[Data records]
※

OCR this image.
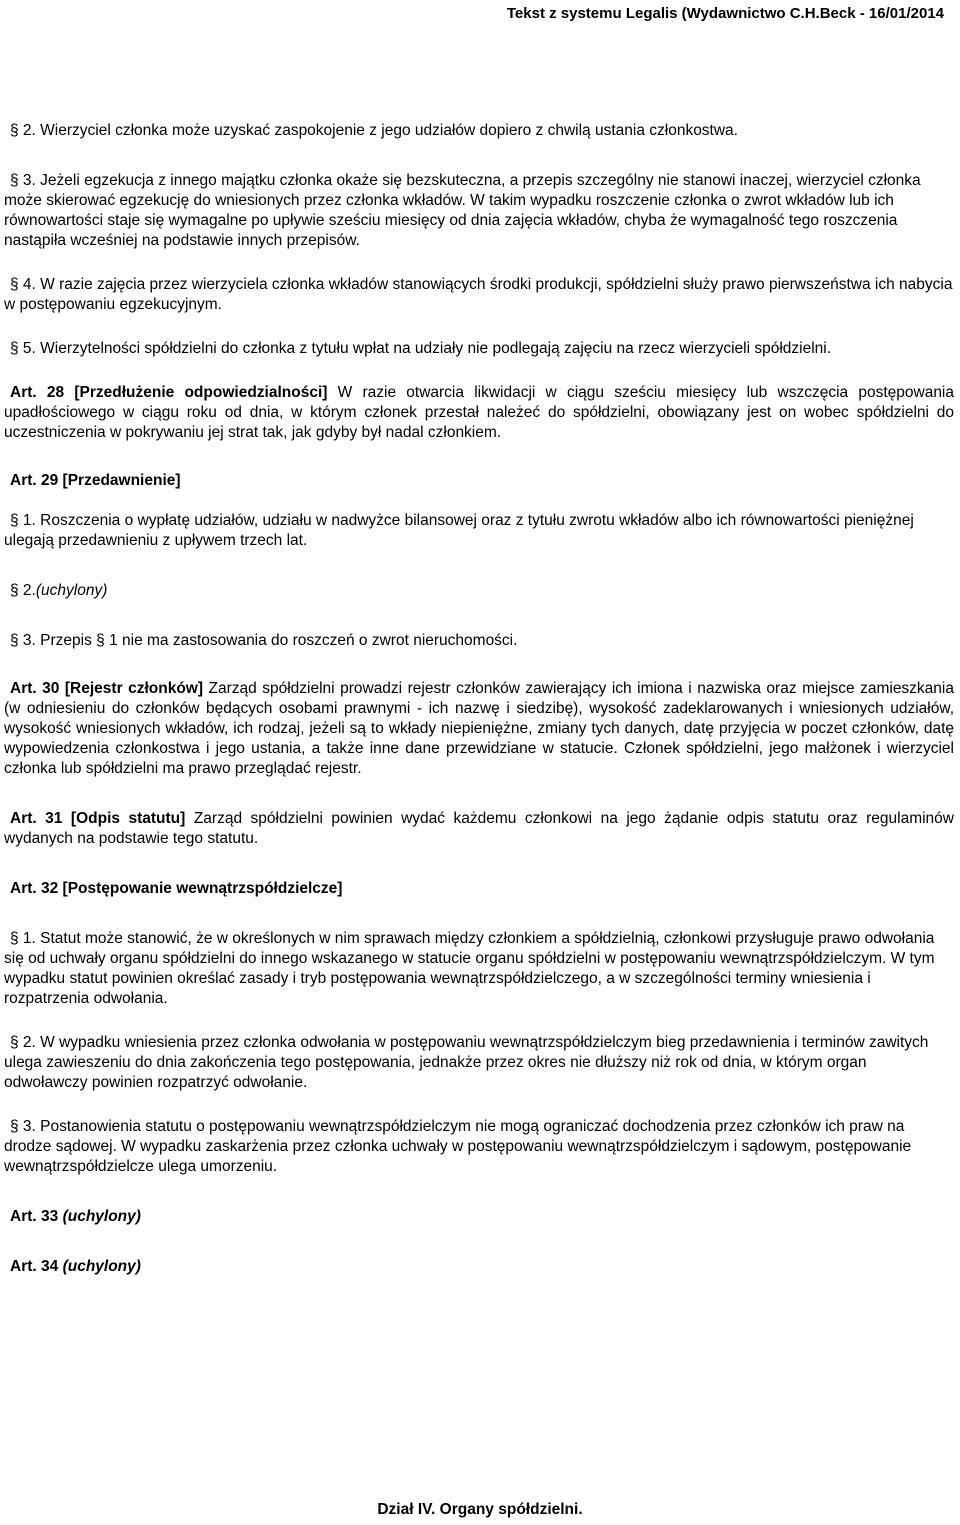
Tekst z systemu Legalis (Wydawnictwo C.H.Beck - 16/01/2014

§ 2. Wierzyciel członka może uzyskać zaspokojenie z jego udziałów dopiero z chwilą ustania członkostwa.

§ 3. Jeżeli egzekucja z innego majątku członka okaże się bezskuteczna, a przepis szczególny nie stanowi inaczej, wierzyciel członka może skierować egzekucję do wniesionych przez członka wkładów. W takim wypadku roszczenie członka o zwrot wkładów lub ich równowartości staje się wymagalne po upływie sześciu miesięcy od dnia zajęcia wkładów, chyba że wymagalność tego roszczenia nastąpiła wcześniej na podstawie innych przepisów.

§ 4. W razie zajęcia przez wierzyciela członka wkładów stanowiących środki produkcji, spółdzielni służy prawo pierwszeństwa ich nabycia w postępowaniu egzekucyjnym.

§ 5. Wierzytelności spółdzielni do członka z tytułu wpłat na udziały nie podlegają zajęciu na rzecz wierzycieli spółdzielni.

Art. 28 [Przedłużenie odpowiedzialności] W razie otwarcia likwidacji w ciągu sześciu miesięcy lub wszczęcia postępowania upadłościowego w ciągu roku od dnia, w którym członek przestał należeć do spółdzielni, obowiązany jest on wobec spółdzielni do uczestniczenia w pokrywaniu jej strat tak, jak gdyby był nadal członkiem.

Art. 29 [Przedawnienie]

§ 1. Roszczenia o wypłatę udziałów, udziału w nadwyżce bilansowej oraz z tytułu zwrotu wkładów albo ich równowartości pieniężnej ulegają przedawnieniu z upływem trzech lat.

§ 2.(uchylony)

§ 3. Przepis § 1 nie ma zastosowania do roszczeń o zwrot nieruchomości.

Art. 30 [Rejestr członków] Zarząd spółdzielni prowadzi rejestr członków zawierający ich imiona i nazwiska oraz miejsce zamieszkania (w odniesieniu do członków będących osobami prawnymi - ich nazwę i siedzibę), wysokość zadeklarowanych i wniesionych udziałów, wysokość wniesionych wkładów, ich rodzaj, jeżeli są to wkłady niepieniężne, zmiany tych danych, datę przyjęcia w poczet członków, datę wypowiedzenia członkostwa i jego ustania, a także inne dane przewidziane w statucie. Członek spółdzielni, jego małżonek i wierzyciel członka lub spółdzielni ma prawo przeglądać rejestr.

Art. 31 [Odpis statutu] Zarząd spółdzielni powinien wydać każdemu członkowi na jego żądanie odpis statutu oraz regulaminów wydanych na podstawie tego statutu.

Art. 32 [Postępowanie wewnątrzspółdzielcze]

§ 1. Statut może stanowić, że w określonych w nim sprawach między członkiem a spółdzielnią, członkowi przysługuje prawo odwołania się od uchwały organu spółdzielni do innego wskazanego w statucie organu spółdzielni w postępowaniu wewnątrzspółdzielczym. W tym wypadku statut powinien określać zasady i tryb postępowania wewnątrzspółdzielczego, a w szczególności terminy wniesienia i rozpatrzenia odwołania.

§ 2. W wypadku wniesienia przez członka odwołania w postępowaniu wewnątrzspółdzielczym bieg przedawnienia i terminów zawitych ulega zawieszeniu do dnia zakończenia tego postępowania, jednakże przez okres nie dłuższy niż rok od dnia, w którym organ odwoławczy powinien rozpatrzyć odwołanie.

§ 3. Postanowienia statutu o postępowaniu wewnątrzspółdzielczym nie mogą ograniczać dochodzenia przez członków ich praw na drodze sądowej. W wypadku zaskarżenia przez członka uchwały w postępowaniu wewnątrzspółdzielczym i sądowym, postępowanie wewnątrzspółdzielcze ulega umorzeniu.

Art. 33 (uchylony)

Art. 34 (uchylony)

Dział IV. Organy spółdzielni.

※

### The request:
Pick out each line in the material containing "uchylony".

### Solution to the exercise:
§ 2.(uchylony)
Art. 33 (uchylony)
Art. 34 (uchylony)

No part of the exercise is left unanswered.